## Objective
Check every line for the word "endosome" and state how many lines have it. Reply with the number alone.

---

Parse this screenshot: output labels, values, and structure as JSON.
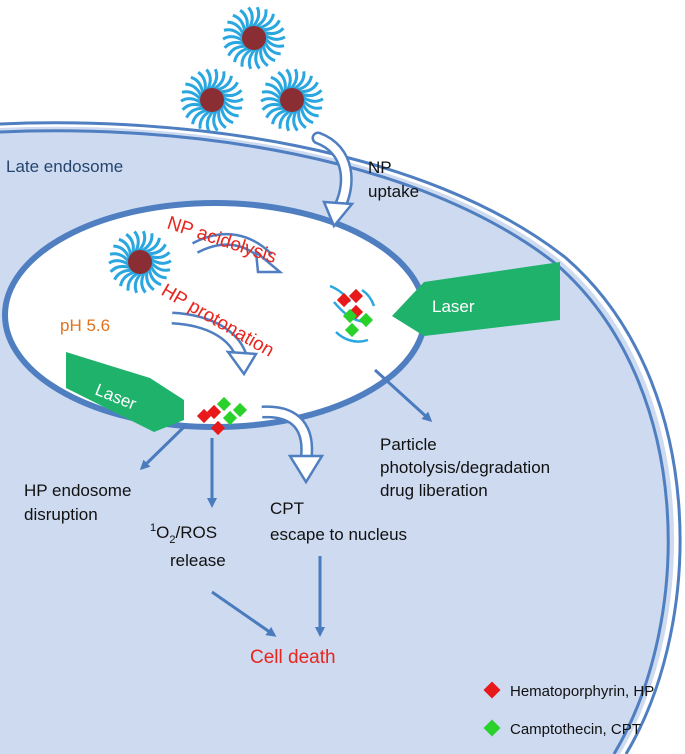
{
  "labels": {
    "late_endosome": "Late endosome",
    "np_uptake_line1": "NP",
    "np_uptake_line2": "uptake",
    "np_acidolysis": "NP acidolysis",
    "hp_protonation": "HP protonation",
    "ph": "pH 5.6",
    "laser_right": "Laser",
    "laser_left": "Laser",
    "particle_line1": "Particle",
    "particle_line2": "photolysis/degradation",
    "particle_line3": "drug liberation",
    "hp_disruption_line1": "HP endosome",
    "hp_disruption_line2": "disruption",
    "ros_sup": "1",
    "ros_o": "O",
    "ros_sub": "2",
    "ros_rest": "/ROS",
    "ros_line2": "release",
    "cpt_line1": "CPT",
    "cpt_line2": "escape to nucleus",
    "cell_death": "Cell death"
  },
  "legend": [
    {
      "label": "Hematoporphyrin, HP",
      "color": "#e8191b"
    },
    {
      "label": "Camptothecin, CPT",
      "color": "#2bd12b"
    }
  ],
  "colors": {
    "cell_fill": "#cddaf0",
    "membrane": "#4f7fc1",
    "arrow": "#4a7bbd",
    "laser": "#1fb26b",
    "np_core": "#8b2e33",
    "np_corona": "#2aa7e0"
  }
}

---

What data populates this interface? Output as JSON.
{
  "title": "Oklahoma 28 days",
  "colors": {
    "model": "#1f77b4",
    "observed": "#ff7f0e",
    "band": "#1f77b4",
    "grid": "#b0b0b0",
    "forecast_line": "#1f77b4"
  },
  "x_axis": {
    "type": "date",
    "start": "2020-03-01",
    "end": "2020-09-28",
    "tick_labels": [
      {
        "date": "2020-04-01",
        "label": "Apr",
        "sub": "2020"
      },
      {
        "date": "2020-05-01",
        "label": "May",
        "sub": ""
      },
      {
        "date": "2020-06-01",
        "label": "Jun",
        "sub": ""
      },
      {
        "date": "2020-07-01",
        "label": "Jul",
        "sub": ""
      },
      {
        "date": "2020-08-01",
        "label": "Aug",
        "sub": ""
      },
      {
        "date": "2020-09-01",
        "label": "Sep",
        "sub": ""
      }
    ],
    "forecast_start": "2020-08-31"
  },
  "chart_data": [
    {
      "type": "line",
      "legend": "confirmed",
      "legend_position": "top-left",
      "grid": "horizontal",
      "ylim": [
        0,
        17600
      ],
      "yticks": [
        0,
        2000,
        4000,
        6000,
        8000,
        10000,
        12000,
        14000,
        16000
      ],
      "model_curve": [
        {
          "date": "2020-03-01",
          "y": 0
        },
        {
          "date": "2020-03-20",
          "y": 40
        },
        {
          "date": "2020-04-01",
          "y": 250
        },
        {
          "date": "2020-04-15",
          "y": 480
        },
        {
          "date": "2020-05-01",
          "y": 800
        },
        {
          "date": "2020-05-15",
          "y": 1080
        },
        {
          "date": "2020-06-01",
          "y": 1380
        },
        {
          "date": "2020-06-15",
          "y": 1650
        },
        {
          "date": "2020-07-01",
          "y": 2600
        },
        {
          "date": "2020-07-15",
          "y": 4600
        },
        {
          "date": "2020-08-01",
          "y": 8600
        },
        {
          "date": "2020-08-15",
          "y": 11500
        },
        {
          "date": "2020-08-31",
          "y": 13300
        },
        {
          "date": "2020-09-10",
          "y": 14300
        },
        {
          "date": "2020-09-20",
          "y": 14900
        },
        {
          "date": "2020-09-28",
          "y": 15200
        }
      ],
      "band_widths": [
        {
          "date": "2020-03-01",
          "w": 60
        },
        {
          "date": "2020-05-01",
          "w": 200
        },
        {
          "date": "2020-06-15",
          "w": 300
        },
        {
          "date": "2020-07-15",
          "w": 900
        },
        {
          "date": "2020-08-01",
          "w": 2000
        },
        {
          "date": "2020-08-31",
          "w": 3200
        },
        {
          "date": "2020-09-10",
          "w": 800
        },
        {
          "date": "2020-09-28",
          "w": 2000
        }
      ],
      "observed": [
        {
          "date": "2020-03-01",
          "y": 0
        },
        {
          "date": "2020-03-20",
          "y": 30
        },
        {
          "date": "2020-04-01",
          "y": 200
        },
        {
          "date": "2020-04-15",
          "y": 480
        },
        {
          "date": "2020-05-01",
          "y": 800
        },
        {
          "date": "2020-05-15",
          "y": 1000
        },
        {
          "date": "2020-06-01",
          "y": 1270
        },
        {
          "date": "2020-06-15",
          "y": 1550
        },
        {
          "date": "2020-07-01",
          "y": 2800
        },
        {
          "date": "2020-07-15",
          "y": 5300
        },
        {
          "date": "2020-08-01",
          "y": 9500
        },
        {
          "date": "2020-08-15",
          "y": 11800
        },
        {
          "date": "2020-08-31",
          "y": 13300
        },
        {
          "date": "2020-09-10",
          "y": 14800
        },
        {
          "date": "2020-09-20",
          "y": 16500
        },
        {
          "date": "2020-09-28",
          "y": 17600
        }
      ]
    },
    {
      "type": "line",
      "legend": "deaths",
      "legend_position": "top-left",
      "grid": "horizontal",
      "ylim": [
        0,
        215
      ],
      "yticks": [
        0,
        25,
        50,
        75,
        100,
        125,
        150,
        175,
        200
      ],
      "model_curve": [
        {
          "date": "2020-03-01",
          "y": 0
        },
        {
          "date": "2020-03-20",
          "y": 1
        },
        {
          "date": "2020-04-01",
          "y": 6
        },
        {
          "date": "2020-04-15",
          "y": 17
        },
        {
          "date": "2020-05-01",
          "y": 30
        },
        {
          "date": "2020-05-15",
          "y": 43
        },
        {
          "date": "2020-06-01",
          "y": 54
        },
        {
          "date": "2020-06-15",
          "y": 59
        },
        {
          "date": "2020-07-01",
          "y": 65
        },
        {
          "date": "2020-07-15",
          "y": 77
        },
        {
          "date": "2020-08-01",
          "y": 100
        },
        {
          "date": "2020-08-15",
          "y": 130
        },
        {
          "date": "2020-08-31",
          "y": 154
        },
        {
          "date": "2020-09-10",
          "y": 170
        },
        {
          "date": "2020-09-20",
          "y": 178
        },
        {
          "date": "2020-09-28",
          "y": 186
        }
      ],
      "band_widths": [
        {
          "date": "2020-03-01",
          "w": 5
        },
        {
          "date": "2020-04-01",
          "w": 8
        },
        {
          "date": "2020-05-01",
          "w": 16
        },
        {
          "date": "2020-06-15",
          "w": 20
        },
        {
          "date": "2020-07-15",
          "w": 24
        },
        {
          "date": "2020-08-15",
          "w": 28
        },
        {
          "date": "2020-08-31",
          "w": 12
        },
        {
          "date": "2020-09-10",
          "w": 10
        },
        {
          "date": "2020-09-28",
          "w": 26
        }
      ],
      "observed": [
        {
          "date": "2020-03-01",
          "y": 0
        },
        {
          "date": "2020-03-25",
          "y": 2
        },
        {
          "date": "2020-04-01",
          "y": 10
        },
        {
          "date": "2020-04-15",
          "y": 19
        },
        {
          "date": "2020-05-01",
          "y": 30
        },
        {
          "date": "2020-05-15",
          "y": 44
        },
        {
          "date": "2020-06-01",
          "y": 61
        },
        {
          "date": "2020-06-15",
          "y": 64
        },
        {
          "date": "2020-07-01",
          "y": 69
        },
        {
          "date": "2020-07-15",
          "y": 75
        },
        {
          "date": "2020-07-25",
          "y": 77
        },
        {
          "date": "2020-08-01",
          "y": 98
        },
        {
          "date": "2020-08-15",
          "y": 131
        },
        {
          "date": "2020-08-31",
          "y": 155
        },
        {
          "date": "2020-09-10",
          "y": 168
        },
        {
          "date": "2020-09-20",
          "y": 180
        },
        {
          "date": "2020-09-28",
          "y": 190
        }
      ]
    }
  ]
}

---

## Worked answer
2